##### Dataset content

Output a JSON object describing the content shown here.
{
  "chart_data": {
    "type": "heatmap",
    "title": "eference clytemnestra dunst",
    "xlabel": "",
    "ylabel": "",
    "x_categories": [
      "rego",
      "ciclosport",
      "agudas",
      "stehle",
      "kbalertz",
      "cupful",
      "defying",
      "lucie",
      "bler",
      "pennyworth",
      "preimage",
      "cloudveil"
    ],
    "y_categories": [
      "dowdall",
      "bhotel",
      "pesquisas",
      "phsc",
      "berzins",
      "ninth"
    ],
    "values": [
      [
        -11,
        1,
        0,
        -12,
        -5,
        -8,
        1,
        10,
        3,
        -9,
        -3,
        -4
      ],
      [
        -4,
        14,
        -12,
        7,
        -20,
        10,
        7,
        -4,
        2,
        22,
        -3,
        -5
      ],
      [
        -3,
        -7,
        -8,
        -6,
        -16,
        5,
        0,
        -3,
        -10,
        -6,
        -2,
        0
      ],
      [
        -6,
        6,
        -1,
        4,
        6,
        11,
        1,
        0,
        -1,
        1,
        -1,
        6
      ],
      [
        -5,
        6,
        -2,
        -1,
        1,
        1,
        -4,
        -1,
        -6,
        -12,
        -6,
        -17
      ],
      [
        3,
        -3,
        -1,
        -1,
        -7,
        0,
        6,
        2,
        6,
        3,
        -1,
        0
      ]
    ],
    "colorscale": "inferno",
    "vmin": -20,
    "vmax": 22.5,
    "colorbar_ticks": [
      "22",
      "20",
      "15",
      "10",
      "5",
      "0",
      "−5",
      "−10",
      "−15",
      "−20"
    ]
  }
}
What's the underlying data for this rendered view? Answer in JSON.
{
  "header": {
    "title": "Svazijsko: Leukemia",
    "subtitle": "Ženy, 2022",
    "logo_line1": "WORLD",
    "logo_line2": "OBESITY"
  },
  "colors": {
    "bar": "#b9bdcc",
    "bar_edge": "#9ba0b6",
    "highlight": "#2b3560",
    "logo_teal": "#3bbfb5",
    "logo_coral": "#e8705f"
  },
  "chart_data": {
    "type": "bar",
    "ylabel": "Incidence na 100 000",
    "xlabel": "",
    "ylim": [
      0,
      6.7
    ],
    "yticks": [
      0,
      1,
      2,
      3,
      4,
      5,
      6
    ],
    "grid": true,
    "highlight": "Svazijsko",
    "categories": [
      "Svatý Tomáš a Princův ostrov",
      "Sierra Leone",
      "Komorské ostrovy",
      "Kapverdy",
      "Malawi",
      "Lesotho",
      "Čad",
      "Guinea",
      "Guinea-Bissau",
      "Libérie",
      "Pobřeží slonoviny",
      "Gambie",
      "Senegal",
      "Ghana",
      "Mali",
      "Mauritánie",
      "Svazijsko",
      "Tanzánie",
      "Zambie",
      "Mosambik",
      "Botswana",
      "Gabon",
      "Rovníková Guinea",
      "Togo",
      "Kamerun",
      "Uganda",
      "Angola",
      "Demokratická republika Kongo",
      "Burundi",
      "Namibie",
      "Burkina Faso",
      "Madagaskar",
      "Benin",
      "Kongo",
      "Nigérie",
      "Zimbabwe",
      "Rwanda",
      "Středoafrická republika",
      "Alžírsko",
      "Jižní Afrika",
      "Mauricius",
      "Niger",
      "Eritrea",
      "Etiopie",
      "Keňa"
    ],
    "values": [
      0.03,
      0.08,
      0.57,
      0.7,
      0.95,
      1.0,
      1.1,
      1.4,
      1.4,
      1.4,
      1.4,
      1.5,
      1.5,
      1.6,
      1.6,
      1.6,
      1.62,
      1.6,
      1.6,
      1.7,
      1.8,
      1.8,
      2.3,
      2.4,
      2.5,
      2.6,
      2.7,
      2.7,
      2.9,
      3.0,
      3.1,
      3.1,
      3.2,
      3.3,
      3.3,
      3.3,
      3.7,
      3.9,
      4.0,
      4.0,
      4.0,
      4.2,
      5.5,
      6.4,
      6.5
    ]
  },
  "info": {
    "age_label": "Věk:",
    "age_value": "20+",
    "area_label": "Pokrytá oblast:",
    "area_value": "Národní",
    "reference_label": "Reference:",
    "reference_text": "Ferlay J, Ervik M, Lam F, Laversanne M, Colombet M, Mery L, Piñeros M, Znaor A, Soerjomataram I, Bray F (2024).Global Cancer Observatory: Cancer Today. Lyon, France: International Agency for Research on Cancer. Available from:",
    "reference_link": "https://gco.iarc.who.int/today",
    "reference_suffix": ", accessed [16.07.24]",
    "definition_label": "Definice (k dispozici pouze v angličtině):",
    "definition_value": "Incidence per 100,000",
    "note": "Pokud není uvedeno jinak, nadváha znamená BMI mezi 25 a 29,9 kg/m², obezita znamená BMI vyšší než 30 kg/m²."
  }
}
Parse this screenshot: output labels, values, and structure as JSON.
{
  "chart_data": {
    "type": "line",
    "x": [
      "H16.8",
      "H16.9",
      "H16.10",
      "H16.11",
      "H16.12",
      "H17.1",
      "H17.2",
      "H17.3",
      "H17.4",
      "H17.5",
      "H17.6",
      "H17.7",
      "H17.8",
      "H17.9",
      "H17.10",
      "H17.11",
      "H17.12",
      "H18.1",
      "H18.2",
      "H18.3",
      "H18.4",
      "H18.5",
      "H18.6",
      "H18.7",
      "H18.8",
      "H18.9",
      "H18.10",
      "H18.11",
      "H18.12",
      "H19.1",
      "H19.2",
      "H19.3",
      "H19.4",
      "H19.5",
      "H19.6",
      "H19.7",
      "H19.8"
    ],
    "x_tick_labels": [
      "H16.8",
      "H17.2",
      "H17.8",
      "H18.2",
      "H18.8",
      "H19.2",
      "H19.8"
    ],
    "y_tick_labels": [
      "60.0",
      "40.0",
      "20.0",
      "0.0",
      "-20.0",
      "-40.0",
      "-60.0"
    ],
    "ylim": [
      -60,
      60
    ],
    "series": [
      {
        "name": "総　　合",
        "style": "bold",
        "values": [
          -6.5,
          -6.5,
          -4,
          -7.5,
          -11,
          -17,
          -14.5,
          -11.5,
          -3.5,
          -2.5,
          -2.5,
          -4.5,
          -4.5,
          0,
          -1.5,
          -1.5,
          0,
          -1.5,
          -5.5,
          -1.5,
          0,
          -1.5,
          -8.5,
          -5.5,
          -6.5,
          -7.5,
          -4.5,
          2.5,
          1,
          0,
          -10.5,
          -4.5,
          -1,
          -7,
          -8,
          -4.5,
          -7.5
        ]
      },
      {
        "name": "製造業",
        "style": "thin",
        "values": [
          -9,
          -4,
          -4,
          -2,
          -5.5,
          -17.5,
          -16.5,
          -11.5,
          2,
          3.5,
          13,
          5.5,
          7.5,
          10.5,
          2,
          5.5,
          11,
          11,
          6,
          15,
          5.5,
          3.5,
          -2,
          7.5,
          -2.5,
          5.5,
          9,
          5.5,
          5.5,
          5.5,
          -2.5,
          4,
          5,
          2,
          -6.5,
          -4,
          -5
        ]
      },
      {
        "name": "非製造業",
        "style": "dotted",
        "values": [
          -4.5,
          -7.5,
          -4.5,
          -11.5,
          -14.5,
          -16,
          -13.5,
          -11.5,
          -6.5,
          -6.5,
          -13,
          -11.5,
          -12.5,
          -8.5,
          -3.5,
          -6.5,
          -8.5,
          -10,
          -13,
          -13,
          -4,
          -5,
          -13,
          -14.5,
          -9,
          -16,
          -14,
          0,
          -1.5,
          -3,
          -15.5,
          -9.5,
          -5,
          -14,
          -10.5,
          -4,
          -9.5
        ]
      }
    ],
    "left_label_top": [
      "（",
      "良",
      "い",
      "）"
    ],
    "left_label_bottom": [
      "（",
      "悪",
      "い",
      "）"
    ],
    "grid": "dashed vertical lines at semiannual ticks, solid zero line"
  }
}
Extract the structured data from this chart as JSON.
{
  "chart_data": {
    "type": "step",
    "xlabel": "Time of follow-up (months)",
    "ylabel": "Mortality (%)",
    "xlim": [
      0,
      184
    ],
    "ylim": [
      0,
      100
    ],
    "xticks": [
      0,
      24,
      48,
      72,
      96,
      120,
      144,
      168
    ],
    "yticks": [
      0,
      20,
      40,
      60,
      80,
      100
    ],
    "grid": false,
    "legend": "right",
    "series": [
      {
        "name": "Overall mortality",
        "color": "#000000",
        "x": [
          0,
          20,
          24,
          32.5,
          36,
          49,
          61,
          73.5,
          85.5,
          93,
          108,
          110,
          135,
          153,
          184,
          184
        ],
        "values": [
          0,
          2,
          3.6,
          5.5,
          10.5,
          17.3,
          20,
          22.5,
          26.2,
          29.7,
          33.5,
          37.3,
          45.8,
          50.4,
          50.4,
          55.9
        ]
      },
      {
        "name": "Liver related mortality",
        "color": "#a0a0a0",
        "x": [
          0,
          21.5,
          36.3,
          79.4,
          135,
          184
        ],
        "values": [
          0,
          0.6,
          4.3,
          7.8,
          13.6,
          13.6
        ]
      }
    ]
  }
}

##########

_Written request:_ Copy every line in the listing above where the string "Guinea" turns up.

_Result of this exercise:_
      "Guinea",
      "Guinea-Bissau",
      "Rovníková Guinea",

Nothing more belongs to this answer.